++++ STORED RECORDS ++++

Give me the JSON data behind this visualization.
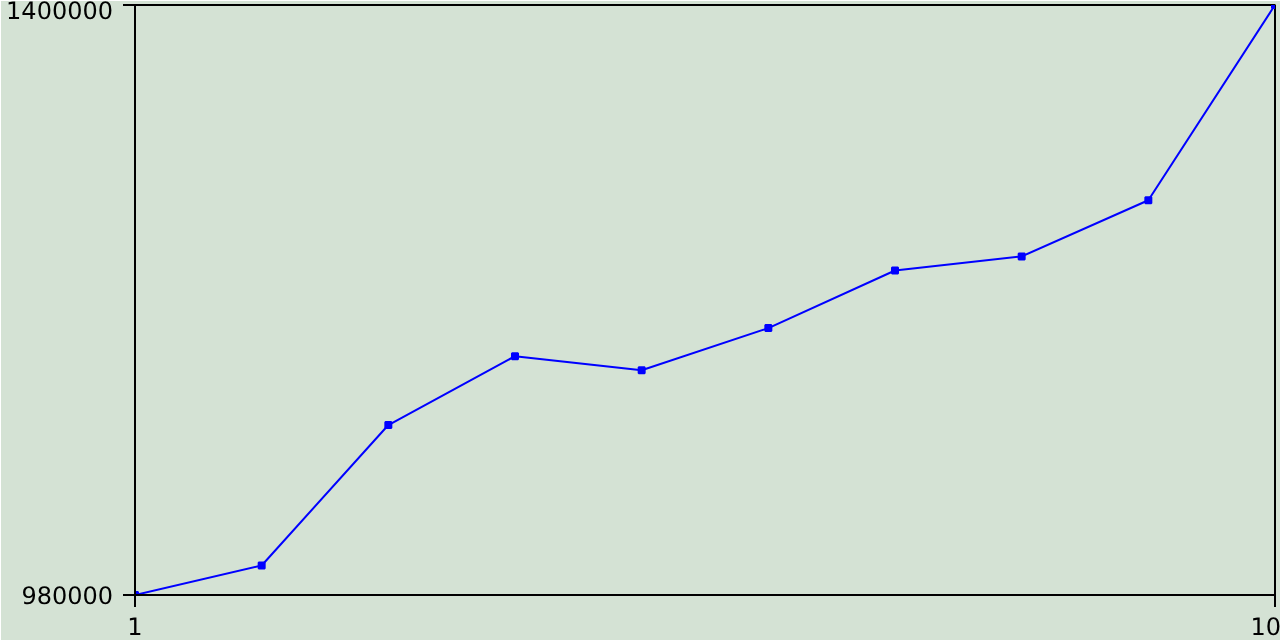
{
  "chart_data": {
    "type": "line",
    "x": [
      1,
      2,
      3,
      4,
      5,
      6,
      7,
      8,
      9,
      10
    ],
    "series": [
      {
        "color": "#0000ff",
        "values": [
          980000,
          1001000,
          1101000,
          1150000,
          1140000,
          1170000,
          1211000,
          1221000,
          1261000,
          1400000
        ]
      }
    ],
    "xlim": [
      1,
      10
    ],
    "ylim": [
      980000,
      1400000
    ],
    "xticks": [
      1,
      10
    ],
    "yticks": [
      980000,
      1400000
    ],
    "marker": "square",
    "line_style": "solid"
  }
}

++++

### EXERCISE GOAL
Print the complete listing exactly, apart from any pictures.

### CORRECT OUTPUT
Give me the JSON data behind this visualization.
{
  "chart_data": {
    "type": "line",
    "x": [
      1,
      2,
      3,
      4,
      5,
      6,
      7,
      8,
      9,
      10
    ],
    "series": [
      {
        "color": "#0000ff",
        "values": [
          980000,
          1001000,
          1101000,
          1150000,
          1140000,
          1170000,
          1211000,
          1221000,
          1261000,
          1400000
        ]
      }
    ],
    "xlim": [
      1,
      10
    ],
    "ylim": [
      980000,
      1400000
    ],
    "xticks": [
      1,
      10
    ],
    "yticks": [
      980000,
      1400000
    ],
    "marker": "square",
    "line_style": "solid"
  }
}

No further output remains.